Pouvez-vous recopier mot pour mot le passage de la critique de Madres Paralelas qui commence par « Pour faire une » et se poursuit jusqu'à « tout le film. » ?

*Texte source*:
○ ○ ○
J’attendais avec impatience le dernier film de Pedro Almodovar, Madres Paralelas. J’avais été totalement séduite par Douleur et Gloire, son dernier film. Ma curiosité avait été piquée par les nombreuses critiques élogieuses qui qualifiaient Madres Paralelas comme « Le meilleur Almodovar depuis longtemps ». Je m’efforce, pourtant, à ne pas avoir d’attentes précises avant de voir un film car je finis toujours par être déçue. Madres Paralelas n’a pas fait figure d’exception.

Pour faire une présentation rapide du film, Madres Paralelas s’ouvre sur l’histoire de Janis, une photographe d’une quarantaine d’années qui cherche à retrouver les restes de son arrière-grand-père grâce à la fouille d’une fosse commune. Son arrière-grand-père fut une victime du franquisme et le travail mémoriel de tout un village tente de le réhabiliter pour lui offrir une sépulture digne. 

Cette histoire mémorielle, greffée à une histoire de maternité et d’amour, intervient alors que l’Espagne est divisée depuis longtemps sur un projet de loi mémoriel qui date de 2006. Cette quête est filmée avec justesse et gravité par Pedro Almodovar. La scène finale est l’apothéose de cette quête qui obsède Penélope Cruz durant tout le film.
○ ○ ○
*Entrées de données enregistrées*:
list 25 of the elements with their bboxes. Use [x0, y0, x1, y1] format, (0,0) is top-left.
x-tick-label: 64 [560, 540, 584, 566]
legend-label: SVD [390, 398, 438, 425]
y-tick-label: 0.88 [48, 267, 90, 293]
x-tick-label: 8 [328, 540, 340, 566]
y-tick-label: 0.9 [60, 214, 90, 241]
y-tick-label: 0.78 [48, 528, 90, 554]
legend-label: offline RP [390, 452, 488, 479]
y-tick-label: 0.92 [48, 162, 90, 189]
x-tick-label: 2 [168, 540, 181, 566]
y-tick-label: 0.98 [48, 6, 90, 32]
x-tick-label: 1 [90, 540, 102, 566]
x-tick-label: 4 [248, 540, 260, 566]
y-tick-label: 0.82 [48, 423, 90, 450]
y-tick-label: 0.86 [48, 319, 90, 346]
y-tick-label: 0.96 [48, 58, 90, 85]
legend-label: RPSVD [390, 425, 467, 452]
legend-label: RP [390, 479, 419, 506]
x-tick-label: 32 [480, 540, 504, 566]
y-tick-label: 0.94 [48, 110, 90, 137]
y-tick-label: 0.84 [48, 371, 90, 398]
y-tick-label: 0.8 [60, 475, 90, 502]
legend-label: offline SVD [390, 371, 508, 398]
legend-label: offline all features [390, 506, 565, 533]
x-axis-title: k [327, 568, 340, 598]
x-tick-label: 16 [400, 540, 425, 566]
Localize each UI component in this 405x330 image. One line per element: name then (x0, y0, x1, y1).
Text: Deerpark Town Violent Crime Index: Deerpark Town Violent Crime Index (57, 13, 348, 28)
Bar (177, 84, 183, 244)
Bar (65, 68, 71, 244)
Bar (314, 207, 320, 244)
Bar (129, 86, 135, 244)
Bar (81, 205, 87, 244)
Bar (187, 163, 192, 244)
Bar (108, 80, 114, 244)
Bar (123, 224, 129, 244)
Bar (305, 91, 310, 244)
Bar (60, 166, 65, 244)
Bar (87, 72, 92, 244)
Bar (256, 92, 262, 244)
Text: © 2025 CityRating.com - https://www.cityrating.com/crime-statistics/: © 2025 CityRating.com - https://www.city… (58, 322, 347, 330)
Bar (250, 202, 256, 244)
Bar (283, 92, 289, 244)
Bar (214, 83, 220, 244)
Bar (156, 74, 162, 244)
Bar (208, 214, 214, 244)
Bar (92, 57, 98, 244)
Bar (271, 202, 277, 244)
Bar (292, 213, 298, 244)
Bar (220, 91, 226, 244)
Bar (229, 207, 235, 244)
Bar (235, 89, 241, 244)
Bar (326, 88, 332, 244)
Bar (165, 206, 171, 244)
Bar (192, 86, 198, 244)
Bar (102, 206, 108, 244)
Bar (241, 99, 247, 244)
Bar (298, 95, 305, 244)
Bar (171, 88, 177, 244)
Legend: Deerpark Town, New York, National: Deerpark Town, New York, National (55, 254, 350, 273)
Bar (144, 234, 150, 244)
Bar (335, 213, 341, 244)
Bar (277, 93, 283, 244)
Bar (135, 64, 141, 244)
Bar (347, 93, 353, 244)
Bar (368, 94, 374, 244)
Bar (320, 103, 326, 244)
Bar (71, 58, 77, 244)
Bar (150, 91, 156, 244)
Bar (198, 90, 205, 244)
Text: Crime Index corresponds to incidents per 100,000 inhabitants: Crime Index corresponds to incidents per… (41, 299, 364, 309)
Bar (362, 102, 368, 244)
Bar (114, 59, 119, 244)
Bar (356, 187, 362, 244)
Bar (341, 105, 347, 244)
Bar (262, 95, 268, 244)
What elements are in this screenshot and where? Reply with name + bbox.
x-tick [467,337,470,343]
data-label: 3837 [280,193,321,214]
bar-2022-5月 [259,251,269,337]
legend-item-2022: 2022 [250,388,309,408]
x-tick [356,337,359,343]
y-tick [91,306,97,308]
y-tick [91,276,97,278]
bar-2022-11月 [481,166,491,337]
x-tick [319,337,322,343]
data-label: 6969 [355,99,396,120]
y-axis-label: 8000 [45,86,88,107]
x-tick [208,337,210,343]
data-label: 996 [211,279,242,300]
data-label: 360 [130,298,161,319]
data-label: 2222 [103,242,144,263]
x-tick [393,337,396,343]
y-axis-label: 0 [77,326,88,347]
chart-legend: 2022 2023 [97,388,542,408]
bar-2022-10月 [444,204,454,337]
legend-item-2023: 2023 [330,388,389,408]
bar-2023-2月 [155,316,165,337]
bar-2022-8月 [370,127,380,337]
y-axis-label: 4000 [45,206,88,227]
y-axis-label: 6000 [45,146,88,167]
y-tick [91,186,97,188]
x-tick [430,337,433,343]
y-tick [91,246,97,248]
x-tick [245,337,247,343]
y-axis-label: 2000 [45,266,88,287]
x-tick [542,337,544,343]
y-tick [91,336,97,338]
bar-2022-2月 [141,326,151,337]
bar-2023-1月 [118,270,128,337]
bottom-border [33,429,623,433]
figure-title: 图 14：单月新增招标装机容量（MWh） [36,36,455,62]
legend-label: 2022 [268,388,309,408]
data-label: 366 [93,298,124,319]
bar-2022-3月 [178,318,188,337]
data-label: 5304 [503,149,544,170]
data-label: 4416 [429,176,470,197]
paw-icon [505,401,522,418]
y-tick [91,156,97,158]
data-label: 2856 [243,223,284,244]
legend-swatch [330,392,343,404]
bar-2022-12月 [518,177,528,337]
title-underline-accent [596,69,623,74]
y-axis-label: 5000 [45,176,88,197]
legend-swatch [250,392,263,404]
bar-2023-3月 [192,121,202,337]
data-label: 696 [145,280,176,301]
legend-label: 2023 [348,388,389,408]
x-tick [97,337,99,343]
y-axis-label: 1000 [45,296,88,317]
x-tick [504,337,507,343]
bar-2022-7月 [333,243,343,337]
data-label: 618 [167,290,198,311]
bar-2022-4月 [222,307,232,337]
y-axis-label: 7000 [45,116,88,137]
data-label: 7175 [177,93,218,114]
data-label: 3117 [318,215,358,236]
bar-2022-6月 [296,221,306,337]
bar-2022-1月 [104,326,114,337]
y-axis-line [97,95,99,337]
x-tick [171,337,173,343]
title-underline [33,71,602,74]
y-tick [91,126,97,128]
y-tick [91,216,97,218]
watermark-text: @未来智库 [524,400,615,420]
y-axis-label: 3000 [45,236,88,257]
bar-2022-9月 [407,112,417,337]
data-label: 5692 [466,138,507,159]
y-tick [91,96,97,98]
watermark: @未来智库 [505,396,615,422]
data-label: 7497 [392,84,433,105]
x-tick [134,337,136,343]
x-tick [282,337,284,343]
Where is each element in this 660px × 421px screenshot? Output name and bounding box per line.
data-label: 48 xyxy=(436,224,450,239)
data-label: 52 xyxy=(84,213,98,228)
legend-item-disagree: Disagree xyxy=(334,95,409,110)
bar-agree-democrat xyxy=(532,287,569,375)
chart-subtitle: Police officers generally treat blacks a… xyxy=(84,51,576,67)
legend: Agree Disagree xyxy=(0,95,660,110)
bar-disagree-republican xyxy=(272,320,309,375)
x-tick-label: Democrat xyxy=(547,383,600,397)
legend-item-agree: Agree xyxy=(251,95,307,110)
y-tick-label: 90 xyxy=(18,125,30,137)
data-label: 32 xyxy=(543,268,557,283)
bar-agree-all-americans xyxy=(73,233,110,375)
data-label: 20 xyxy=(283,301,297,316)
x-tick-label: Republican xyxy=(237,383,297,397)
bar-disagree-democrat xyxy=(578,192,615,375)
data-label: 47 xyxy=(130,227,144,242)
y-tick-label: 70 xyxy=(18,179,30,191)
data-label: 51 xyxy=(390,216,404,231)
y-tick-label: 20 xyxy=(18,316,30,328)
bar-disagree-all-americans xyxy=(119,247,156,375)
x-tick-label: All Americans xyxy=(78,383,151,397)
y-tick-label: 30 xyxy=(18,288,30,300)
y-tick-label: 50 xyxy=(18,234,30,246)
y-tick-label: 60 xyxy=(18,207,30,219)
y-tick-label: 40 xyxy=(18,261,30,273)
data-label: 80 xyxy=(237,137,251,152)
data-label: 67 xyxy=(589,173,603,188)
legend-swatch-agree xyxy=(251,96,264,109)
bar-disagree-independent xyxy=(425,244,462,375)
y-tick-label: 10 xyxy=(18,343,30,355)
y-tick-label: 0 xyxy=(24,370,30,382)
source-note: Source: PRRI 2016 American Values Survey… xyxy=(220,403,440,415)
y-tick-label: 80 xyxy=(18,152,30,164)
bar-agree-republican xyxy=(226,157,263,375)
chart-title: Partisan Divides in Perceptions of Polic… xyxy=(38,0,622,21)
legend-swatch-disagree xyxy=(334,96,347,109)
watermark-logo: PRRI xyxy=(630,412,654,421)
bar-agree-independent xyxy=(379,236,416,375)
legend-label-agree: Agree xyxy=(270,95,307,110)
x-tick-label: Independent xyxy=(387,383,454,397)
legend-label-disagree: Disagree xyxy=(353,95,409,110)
○ ○ ○
*Réponse rédigée*:
Pour faire une présentation rapide du film, Madres Paralelas s’ouvre sur l’histoire de Janis, une photographe d’une quarantaine d’années qui cherche à retrouver les restes de son arrière-grand-père grâce à la fouille d’une fosse commune. Son arrière-grand-père fut une victime du franquisme et le travail mémoriel de tout un village tente de le réhabiliter pour lui offrir une sépulture digne. 

Cette histoire mémorielle, greffée à une histoire de maternité et d’amour, intervient alors que l’Espagne est divisée depuis longtemps sur un projet de loi mémoriel qui date de 2006. Cette quête est filmée avec justesse et gravité par Pedro Almodovar. La scène finale est l’apothéose de cette quête qui obsède Penélope Cruz durant tout le film.